** start MATERIAL FOR THE TASK **

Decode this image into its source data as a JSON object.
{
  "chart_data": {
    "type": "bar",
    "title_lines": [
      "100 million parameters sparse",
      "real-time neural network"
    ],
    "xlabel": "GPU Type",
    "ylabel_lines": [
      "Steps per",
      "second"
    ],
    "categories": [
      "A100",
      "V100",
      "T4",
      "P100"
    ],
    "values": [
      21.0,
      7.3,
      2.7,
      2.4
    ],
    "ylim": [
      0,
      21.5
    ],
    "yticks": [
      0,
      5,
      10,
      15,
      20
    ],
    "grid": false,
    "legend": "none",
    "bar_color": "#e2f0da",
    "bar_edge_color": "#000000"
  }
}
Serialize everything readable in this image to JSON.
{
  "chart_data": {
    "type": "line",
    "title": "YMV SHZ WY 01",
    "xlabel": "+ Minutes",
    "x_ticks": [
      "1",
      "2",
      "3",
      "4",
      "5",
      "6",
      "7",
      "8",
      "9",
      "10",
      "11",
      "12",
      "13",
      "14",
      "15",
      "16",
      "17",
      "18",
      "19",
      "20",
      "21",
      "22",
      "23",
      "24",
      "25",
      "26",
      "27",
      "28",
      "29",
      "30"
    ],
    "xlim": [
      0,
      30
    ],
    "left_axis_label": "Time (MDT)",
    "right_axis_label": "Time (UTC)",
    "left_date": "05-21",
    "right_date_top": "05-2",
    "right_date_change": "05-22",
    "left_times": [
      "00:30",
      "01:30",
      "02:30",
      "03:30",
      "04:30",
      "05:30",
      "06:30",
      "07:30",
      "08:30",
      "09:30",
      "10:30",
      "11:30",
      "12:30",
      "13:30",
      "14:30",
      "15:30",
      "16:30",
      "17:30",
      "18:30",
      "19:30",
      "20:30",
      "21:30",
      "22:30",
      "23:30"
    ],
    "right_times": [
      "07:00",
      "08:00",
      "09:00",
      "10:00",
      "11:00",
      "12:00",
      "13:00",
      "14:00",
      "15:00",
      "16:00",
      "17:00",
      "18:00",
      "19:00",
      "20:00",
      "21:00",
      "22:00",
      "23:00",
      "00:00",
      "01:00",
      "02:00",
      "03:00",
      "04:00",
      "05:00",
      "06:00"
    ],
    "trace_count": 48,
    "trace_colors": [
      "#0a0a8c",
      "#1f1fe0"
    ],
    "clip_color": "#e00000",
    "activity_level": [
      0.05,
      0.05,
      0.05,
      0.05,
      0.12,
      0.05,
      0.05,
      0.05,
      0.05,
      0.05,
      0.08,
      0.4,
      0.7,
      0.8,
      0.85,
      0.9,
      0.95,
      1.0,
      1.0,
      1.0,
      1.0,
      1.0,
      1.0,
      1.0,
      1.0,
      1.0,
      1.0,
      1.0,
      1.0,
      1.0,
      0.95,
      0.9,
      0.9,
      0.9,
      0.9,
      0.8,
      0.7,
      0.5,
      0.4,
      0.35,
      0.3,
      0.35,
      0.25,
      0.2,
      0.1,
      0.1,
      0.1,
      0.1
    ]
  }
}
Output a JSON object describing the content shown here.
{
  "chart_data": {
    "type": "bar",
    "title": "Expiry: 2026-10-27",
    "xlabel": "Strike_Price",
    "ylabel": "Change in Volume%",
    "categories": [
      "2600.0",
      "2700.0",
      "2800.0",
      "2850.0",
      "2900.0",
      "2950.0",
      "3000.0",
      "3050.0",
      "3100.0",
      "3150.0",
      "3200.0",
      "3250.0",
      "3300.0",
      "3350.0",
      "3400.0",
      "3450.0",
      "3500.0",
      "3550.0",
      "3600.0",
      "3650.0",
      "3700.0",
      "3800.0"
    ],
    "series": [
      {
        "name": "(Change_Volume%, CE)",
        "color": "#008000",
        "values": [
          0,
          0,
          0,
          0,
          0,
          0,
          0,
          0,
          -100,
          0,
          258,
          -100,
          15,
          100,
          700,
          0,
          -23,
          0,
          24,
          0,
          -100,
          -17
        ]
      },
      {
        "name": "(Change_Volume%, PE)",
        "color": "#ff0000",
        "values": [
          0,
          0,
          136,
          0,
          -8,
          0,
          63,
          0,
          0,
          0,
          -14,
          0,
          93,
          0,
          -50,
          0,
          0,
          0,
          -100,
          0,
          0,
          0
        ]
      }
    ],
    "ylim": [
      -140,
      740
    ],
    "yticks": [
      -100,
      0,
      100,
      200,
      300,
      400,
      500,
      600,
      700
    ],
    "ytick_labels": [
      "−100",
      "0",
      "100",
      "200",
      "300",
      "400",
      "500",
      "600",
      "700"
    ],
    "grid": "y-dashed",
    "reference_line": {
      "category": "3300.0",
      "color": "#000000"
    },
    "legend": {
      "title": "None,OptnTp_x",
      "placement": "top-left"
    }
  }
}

** end MATERIAL FOR THE TASK **

--- WHAT IS ASKED ---
Quote each line above in full, word for word.

--- REPLY ---
Decode this image into its source data as a JSON object.
{
  "chart_data": {
    "type": "bar",
    "title_lines": [
      "100 million parameters sparse",
      "real-time neural network"
    ],
    "xlabel": "GPU Type",
    "ylabel_lines": [
      "Steps per",
      "second"
    ],
    "categories": [
      "A100",
      "V100",
      "T4",
      "P100"
    ],
    "values": [
      21.0,
      7.3,
      2.7,
      2.4
    ],
    "ylim": [
      0,
      21.5
    ],
    "yticks": [
      0,
      5,
      10,
      15,
      20
    ],
    "grid": false,
    "legend": "none",
    "bar_color": "#e2f0da",
    "bar_edge_color": "#000000"
  }
}
Serialize everything readable in this image to JSON.
{
  "chart_data": {
    "type": "line",
    "title": "YMV SHZ WY 01",
    "xlabel": "+ Minutes",
    "x_ticks": [
      "1",
      "2",
      "3",
      "4",
      "5",
      "6",
      "7",
      "8",
      "9",
      "10",
      "11",
      "12",
      "13",
      "14",
      "15",
      "16",
      "17",
      "18",
      "19",
      "20",
      "21",
      "22",
      "23",
      "24",
      "25",
      "26",
      "27",
      "28",
      "29",
      "30"
    ],
    "xlim": [
      0,
      30
    ],
    "left_axis_label": "Time (MDT)",
    "right_axis_label": "Time (UTC)",
    "left_date": "05-21",
    "right_date_top": "05-2",
    "right_date_change": "05-22",
    "left_times": [
      "00:30",
      "01:30",
      "02:30",
      "03:30",
      "04:30",
      "05:30",
      "06:30",
      "07:30",
      "08:30",
      "09:30",
      "10:30",
      "11:30",
      "12:30",
      "13:30",
      "14:30",
      "15:30",
      "16:30",
      "17:30",
      "18:30",
      "19:30",
      "20:30",
      "21:30",
      "22:30",
      "23:30"
    ],
    "right_times": [
      "07:00",
      "08:00",
      "09:00",
      "10:00",
      "11:00",
      "12:00",
      "13:00",
      "14:00",
      "15:00",
      "16:00",
      "17:00",
      "18:00",
      "19:00",
      "20:00",
      "21:00",
      "22:00",
      "23:00",
      "00:00",
      "01:00",
      "02:00",
      "03:00",
      "04:00",
      "05:00",
      "06:00"
    ],
    "trace_count": 48,
    "trace_colors": [
      "#0a0a8c",
      "#1f1fe0"
    ],
    "clip_color": "#e00000",
    "activity_level": [
      0.05,
      0.05,
      0.05,
      0.05,
      0.12,
      0.05,
      0.05,
      0.05,
      0.05,
      0.05,
      0.08,
      0.4,
      0.7,
      0.8,
      0.85,
      0.9,
      0.95,
      1.0,
      1.0,
      1.0,
      1.0,
      1.0,
      1.0,
      1.0,
      1.0,
      1.0,
      1.0,
      1.0,
      1.0,
      1.0,
      0.95,
      0.9,
      0.9,
      0.9,
      0.9,
      0.8,
      0.7,
      0.5,
      0.4,
      0.35,
      0.3,
      0.35,
      0.25,
      0.2,
      0.1,
      0.1,
      0.1,
      0.1
    ]
  }
}
Output a JSON object describing the content shown here.
{
  "chart_data": {
    "type": "bar",
    "title": "Expiry: 2026-10-27",
    "xlabel": "Strike_Price",
    "ylabel": "Change in Volume%",
    "categories": [
      "2600.0",
      "2700.0",
      "2800.0",
      "2850.0",
      "2900.0",
      "2950.0",
      "3000.0",
      "3050.0",
      "3100.0",
      "3150.0",
      "3200.0",
      "3250.0",
      "3300.0",
      "3350.0",
      "3400.0",
      "3450.0",
      "3500.0",
      "3550.0",
      "3600.0",
      "3650.0",
      "3700.0",
      "3800.0"
    ],
    "series": [
      {
        "name": "(Change_Volume%, CE)",
        "color": "#008000",
        "values": [
          0,
          0,
          0,
          0,
          0,
          0,
          0,
          0,
          -100,
          0,
          258,
          -100,
          15,
          100,
          700,
          0,
          -23,
          0,
          24,
          0,
          -100,
          -17
        ]
      },
      {
        "name": "(Change_Volume%, PE)",
        "color": "#ff0000",
        "values": [
          0,
          0,
          136,
          0,
          -8,
          0,
          63,
          0,
          0,
          0,
          -14,
          0,
          93,
          0,
          -50,
          0,
          0,
          0,
          -100,
          0,
          0,
          0
        ]
      }
    ],
    "ylim": [
      -140,
      740
    ],
    "yticks": [
      -100,
      0,
      100,
      200,
      300,
      400,
      500,
      600,
      700
    ],
    "ytick_labels": [
      "−100",
      "0",
      "100",
      "200",
      "300",
      "400",
      "500",
      "600",
      "700"
    ],
    "grid": "y-dashed",
    "reference_line": {
      "category": "3300.0",
      "color": "#000000"
    },
    "legend": {
      "title": "None,OptnTp_x",
      "placement": "top-left"
    }
  }
}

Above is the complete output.